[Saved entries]
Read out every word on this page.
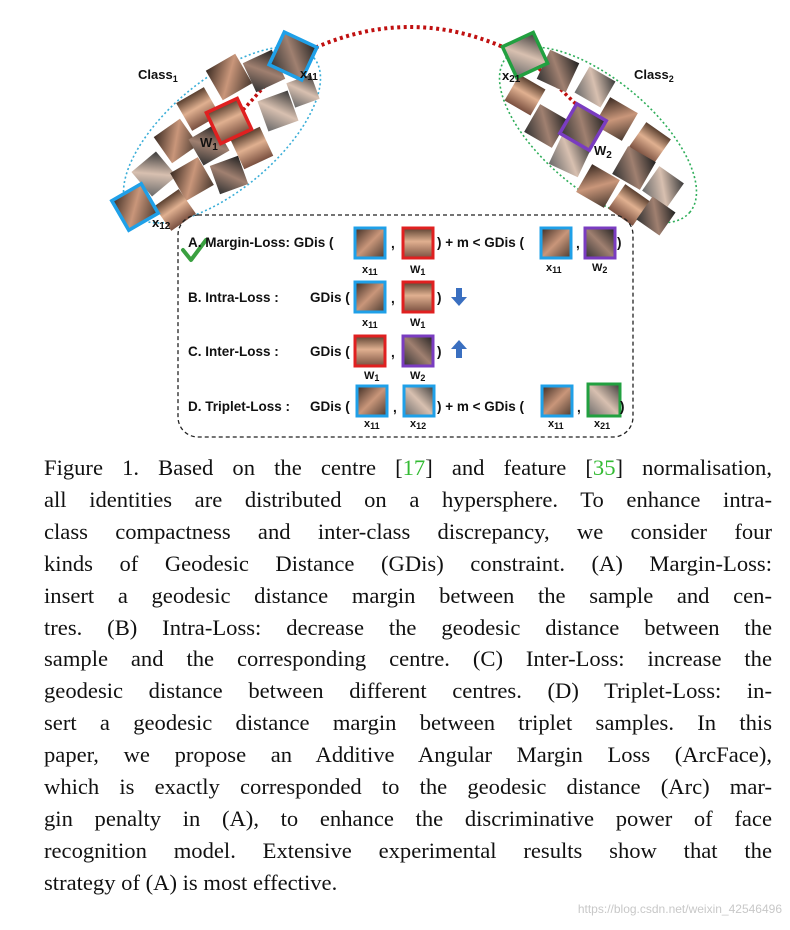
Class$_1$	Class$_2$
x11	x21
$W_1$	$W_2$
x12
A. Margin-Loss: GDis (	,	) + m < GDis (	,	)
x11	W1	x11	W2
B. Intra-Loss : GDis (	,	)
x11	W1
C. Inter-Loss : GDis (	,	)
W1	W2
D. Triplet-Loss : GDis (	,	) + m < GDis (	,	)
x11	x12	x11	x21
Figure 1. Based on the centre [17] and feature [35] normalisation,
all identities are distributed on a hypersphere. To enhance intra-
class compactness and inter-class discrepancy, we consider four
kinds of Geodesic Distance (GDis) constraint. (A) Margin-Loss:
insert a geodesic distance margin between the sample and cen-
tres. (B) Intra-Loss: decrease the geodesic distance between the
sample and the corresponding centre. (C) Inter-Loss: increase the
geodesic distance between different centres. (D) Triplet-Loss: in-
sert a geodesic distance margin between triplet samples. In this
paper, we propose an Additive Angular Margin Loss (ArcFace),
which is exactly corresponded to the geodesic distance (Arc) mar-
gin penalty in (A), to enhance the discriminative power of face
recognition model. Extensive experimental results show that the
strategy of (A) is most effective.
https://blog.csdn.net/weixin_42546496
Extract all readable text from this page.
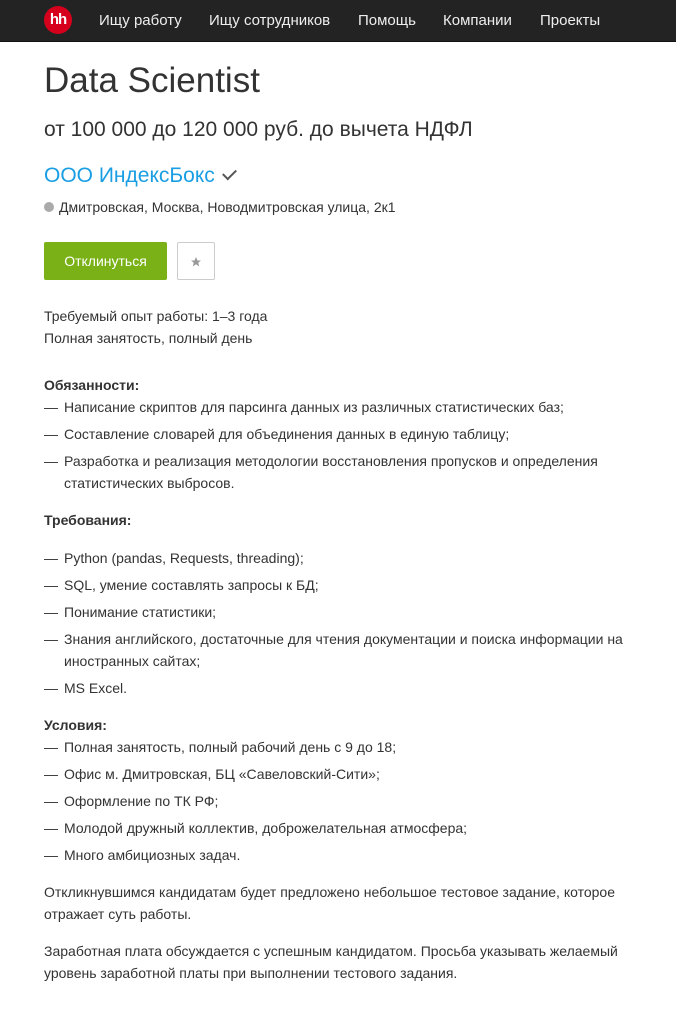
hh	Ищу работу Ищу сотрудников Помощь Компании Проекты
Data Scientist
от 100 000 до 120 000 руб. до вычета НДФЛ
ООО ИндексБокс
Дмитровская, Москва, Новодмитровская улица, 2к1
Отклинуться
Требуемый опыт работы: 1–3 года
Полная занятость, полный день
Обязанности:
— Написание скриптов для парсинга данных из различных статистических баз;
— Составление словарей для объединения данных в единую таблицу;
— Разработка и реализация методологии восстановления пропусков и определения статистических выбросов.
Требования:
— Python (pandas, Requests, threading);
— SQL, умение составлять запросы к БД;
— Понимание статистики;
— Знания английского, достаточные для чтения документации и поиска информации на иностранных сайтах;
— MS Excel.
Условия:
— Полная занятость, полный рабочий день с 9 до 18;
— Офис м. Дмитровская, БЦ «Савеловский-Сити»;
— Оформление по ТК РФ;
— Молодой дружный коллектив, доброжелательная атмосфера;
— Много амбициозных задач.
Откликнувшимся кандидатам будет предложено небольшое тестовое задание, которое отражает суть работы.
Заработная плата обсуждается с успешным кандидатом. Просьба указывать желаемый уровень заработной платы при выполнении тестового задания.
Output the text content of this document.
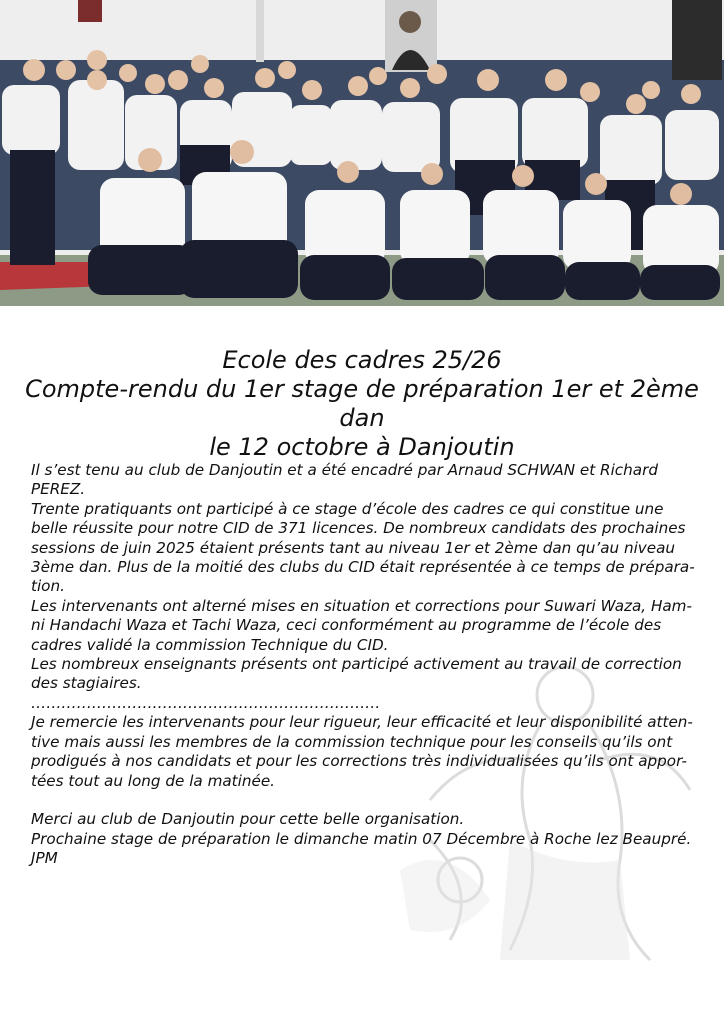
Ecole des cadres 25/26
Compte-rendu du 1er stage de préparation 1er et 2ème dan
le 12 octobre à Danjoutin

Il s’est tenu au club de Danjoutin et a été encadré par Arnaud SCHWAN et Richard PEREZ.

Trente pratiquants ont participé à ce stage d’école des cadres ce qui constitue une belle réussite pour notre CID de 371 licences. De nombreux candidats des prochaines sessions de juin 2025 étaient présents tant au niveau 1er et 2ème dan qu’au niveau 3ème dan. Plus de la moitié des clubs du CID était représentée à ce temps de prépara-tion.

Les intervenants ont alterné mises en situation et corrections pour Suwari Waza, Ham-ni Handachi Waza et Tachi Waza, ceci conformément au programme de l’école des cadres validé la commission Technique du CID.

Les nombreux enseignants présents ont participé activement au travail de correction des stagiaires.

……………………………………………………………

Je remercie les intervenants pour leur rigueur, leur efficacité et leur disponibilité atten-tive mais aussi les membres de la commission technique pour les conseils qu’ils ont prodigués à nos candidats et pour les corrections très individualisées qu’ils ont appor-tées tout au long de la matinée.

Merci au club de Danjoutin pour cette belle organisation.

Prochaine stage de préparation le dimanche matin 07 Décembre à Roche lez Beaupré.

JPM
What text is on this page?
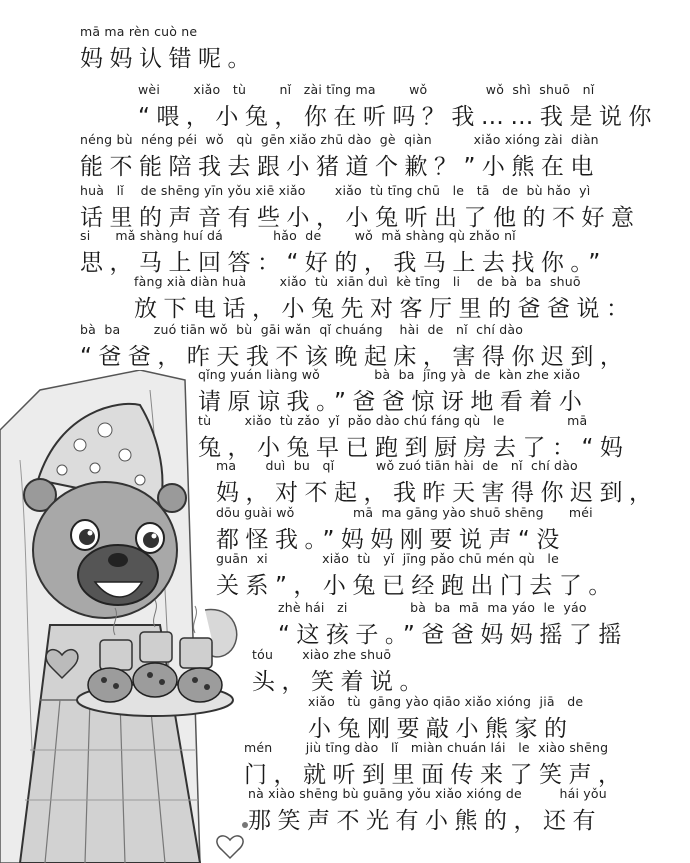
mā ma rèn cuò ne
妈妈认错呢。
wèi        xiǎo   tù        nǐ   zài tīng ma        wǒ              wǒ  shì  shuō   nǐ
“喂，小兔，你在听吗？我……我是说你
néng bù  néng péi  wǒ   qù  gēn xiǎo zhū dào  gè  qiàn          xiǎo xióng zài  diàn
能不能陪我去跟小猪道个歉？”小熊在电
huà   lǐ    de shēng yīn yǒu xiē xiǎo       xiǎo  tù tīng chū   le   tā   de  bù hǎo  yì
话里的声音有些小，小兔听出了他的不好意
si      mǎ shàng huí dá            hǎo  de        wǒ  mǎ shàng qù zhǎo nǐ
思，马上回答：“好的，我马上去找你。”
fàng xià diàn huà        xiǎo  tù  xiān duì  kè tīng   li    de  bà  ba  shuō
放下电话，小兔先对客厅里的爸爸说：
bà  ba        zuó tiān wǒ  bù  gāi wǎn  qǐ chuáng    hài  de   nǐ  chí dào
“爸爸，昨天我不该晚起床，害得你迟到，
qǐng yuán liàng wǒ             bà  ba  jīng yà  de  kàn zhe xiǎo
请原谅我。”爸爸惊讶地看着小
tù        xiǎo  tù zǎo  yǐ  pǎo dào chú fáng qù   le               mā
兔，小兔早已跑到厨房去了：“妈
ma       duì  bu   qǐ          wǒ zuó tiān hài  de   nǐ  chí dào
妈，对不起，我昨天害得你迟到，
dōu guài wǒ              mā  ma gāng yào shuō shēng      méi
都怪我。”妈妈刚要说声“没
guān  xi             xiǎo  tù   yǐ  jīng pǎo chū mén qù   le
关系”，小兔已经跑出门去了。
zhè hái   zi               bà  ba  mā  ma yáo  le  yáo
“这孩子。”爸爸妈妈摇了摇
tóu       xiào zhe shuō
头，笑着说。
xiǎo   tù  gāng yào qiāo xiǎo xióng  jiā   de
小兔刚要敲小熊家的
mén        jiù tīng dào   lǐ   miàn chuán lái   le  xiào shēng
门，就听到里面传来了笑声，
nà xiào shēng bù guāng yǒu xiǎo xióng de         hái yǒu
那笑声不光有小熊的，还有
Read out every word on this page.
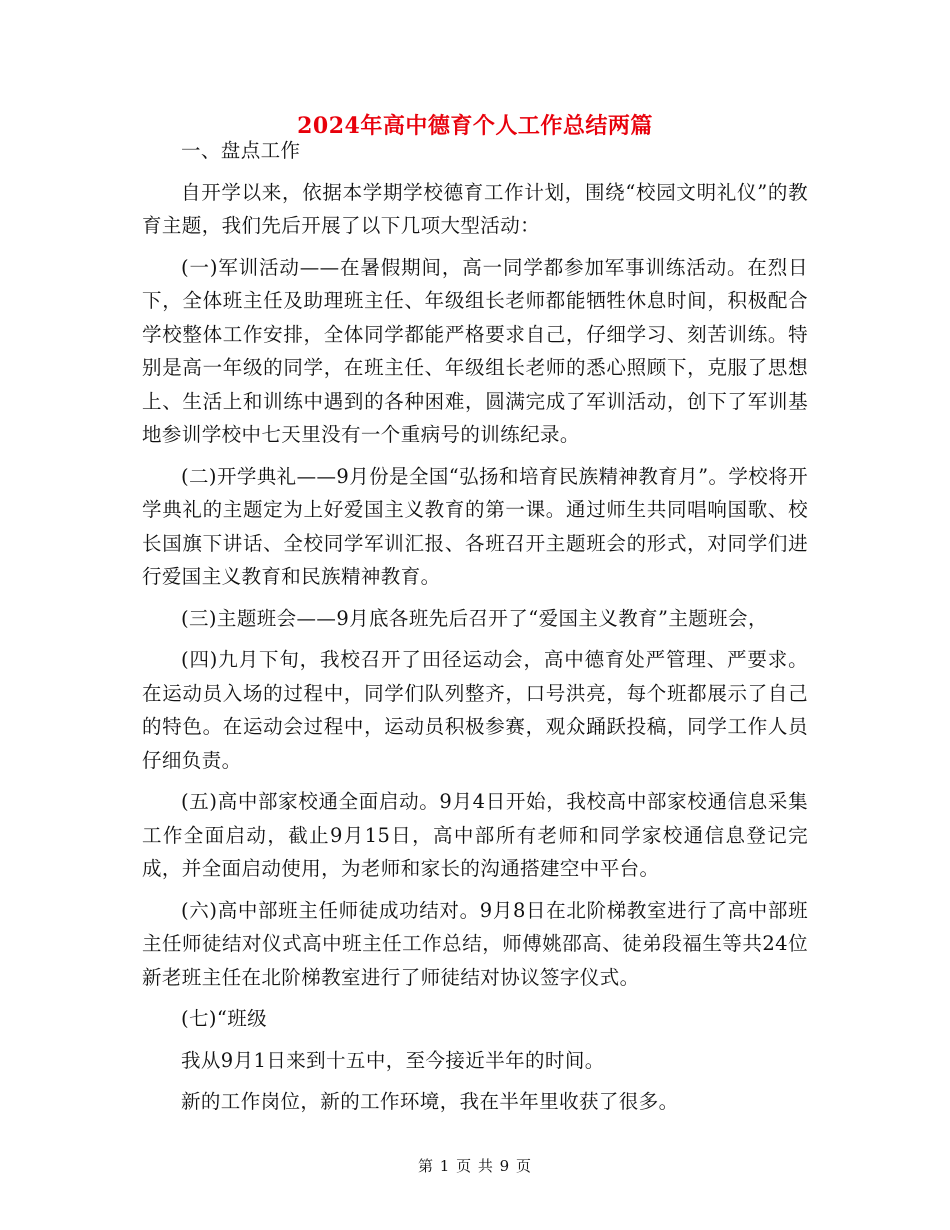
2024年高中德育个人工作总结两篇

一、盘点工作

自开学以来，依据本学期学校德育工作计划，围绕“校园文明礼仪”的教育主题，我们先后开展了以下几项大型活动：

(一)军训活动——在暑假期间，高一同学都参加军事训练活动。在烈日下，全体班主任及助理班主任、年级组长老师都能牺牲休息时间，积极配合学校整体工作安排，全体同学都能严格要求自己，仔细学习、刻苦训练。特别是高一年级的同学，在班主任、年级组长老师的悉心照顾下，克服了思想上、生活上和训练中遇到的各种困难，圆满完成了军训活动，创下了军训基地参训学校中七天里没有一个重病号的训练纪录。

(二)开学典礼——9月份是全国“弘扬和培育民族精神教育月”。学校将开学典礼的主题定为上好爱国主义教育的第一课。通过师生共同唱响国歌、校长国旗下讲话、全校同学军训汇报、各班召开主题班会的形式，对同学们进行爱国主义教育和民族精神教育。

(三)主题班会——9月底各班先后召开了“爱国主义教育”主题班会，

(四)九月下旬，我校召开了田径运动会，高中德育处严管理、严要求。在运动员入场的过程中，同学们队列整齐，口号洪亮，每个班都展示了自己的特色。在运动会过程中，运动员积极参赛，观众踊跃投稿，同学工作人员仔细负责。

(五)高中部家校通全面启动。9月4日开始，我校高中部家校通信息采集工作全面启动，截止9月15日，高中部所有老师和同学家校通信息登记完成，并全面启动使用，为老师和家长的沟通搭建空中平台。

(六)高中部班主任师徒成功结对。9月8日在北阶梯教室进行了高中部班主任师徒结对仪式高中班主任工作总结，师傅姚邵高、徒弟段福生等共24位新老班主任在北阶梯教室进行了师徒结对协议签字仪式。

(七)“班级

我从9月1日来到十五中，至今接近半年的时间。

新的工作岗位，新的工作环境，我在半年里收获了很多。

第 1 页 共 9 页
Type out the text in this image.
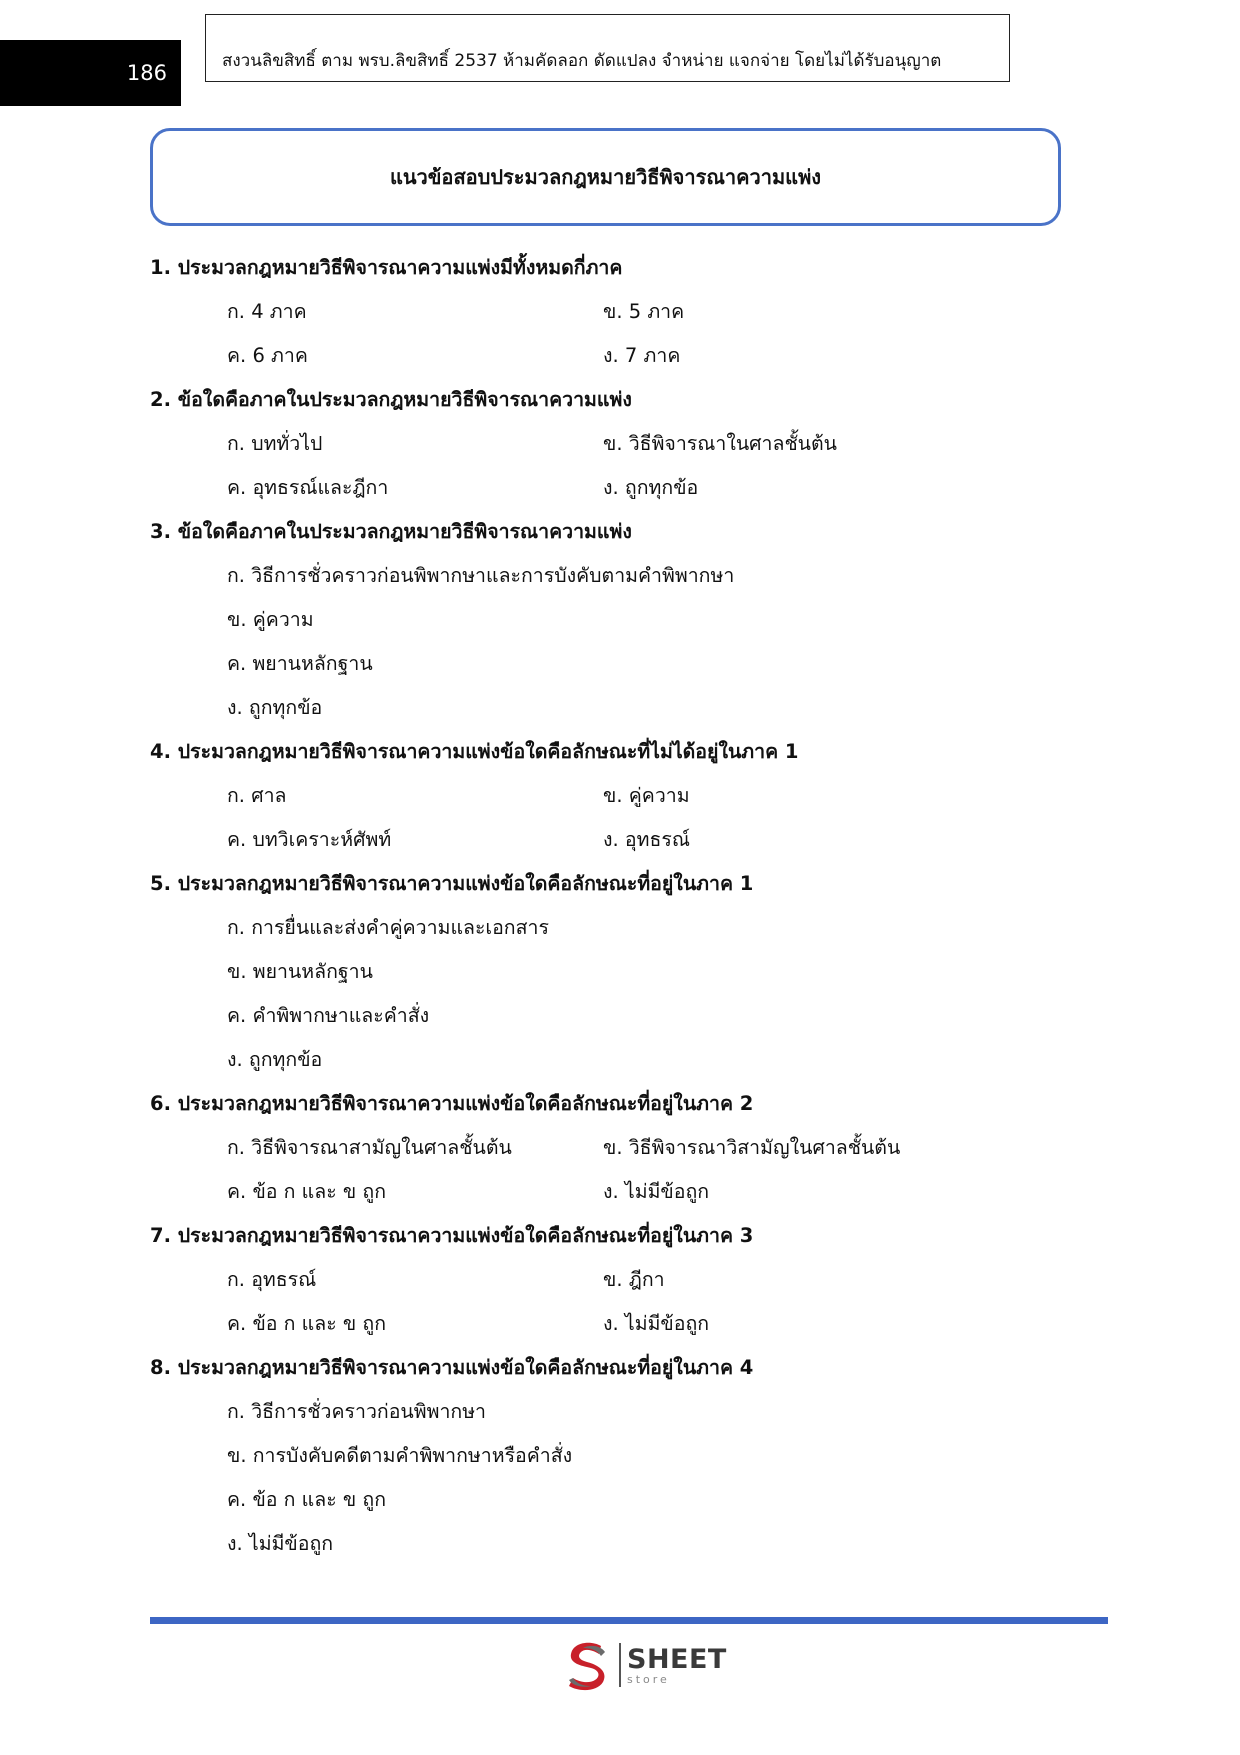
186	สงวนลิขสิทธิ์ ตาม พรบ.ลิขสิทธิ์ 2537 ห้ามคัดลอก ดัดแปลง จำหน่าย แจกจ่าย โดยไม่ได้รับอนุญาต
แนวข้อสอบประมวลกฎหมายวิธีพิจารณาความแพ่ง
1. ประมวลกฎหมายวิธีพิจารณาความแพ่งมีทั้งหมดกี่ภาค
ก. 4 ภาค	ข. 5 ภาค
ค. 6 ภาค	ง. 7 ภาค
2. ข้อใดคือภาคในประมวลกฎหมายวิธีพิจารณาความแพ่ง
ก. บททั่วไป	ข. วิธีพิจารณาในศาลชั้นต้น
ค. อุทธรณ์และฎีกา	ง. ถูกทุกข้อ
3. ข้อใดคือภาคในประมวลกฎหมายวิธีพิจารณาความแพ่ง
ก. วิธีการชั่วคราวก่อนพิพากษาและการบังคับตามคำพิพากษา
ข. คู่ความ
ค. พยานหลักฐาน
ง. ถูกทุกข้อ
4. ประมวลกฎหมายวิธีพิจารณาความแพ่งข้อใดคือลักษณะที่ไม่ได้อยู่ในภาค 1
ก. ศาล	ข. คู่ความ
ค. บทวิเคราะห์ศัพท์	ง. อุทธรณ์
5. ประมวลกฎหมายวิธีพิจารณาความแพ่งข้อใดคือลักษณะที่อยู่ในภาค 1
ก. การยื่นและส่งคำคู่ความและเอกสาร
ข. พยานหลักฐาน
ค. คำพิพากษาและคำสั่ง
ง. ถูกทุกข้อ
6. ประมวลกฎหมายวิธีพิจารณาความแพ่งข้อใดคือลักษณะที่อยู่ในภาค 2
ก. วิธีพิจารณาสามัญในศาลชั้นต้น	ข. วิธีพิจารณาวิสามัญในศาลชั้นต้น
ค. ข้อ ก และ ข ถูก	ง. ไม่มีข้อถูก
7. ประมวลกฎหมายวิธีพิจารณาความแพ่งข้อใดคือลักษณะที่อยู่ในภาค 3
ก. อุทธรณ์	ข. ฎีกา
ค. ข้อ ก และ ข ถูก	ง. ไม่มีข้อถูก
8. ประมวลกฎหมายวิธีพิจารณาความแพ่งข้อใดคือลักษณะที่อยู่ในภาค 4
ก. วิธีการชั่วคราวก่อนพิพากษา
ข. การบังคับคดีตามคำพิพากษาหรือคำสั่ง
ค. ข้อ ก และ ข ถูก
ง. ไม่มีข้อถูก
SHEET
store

- **Your task**
Look for the word "école" in every line of the listing and copy the lines that have it.

- **Exercise output**
Trente pratiquants ont participé à ce stage d’école des cadres ce qui constitue une belle réussite pour notre CID de 371 licences. De nombreux candidats des prochaines sessions de juin 2025 étaient présents tant au niveau 1er et 2ème dan qu’au niveau 3ème dan. Plus de la moitié des clubs du CID était représentée à ce temps de prépara-tion.
Les intervenants ont alterné mises en situation et corrections pour Suwari Waza, Ham-ni Handachi Waza et Tachi Waza, ceci conformément au programme de l’école des cadres validé la commission Technique du CID.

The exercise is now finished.